→ Task requirements: Write out each line beneath this one exactly as it reads.

→ Record excerpts:
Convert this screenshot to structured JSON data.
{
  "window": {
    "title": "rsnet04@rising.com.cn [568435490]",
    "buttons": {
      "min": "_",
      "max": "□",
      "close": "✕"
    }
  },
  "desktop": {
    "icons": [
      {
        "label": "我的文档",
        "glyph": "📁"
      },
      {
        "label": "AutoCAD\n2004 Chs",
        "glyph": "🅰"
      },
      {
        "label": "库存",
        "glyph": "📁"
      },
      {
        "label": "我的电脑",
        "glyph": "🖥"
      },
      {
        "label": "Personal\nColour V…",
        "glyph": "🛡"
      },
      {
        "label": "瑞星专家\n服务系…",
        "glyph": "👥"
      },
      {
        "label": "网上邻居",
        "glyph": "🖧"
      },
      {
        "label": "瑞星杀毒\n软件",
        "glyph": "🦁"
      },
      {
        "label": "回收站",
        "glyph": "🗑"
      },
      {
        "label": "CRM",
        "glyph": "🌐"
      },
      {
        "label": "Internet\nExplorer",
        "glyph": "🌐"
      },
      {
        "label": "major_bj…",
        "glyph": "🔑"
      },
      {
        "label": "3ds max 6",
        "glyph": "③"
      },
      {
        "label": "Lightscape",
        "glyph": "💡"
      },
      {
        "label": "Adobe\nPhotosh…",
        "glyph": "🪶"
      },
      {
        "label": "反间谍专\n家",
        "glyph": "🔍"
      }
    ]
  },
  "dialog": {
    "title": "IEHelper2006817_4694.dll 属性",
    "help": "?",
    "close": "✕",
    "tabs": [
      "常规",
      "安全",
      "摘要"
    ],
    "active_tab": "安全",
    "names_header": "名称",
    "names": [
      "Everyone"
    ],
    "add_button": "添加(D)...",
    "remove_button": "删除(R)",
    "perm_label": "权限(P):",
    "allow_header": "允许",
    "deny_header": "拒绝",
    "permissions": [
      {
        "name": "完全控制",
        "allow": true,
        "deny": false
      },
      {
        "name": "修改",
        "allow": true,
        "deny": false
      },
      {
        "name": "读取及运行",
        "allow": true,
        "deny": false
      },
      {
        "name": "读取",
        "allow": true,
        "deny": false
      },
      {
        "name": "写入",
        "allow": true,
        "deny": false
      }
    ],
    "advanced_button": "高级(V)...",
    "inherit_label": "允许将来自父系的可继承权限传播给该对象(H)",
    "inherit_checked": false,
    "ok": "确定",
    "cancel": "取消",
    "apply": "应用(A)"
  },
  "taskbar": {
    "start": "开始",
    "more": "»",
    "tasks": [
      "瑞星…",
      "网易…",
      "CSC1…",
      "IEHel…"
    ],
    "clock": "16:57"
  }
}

→ Solution below:
Convert this screenshot to structured JSON data.
{
  "window": {
    "title": "rsnet04@rising.com.cn [568435490]",
    "buttons": {
      "min": "_",
      "max": "□",
      "close": "✕"
    }
  },
  "desktop": {
    "icons": [
      {
        "label": "我的文档",
        "glyph": "📁"
      },
      {
        "label": "AutoCAD\n2004 Chs",
        "glyph": "🅰"
      },
      {
        "label": "库存",
        "glyph": "📁"
      },
      {
        "label": "我的电脑",
        "glyph": "🖥"
      },
      {
        "label": "Personal\nColour V…",
        "glyph": "🛡"
      },
      {
        "label": "瑞星专家\n服务系…",
        "glyph": "👥"
      },
      {
        "label": "网上邻居",
        "glyph": "🖧"
      },
      {
        "label": "瑞星杀毒\n软件",
        "glyph": "🦁"
      },
      {
        "label": "回收站",
        "glyph": "🗑"
      },
      {
        "label": "CRM",
        "glyph": "🌐"
      },
      {
        "label": "Internet\nExplorer",
        "glyph": "🌐"
      },
      {
        "label": "major_bj…",
        "glyph": "🔑"
      },
      {
        "label": "3ds max 6",
        "glyph": "③"
      },
      {
        "label": "Lightscape",
        "glyph": "💡"
      },
      {
        "label": "Adobe\nPhotosh…",
        "glyph": "🪶"
      },
      {
        "label": "反间谍专\n家",
        "glyph": "🔍"
      }
    ]
  },
  "dialog": {
    "title": "IEHelper2006817_4694.dll 属性",
    "help": "?",
    "close": "✕",
    "tabs": [
      "常规",
      "安全",
      "摘要"
    ],
    "active_tab": "安全",
    "names_header": "名称",
    "names": [
      "Everyone"
    ],
    "add_button": "添加(D)...",
    "remove_button": "删除(R)",
    "perm_label": "权限(P):",
    "allow_header": "允许",
    "deny_header": "拒绝",
    "permissions": [
      {
        "name": "完全控制",
        "allow": true,
        "deny": false
      },
      {
        "name": "修改",
        "allow": true,
        "deny": false
      },
      {
        "name": "读取及运行",
        "allow": true,
        "deny": false
      },
      {
        "name": "读取",
        "allow": true,
        "deny": false
      },
      {
        "name": "写入",
        "allow": true,
        "deny": false
      }
    ],
    "advanced_button": "高级(V)...",
    "inherit_label": "允许将来自父系的可继承权限传播给该对象(H)",
    "inherit_checked": false,
    "ok": "确定",
    "cancel": "取消",
    "apply": "应用(A)"
  },
  "taskbar": {
    "start": "开始",
    "more": "»",
    "tasks": [
      "瑞星…",
      "网易…",
      "CSC1…",
      "IEHel…"
    ],
    "clock": "16:57"
  }
}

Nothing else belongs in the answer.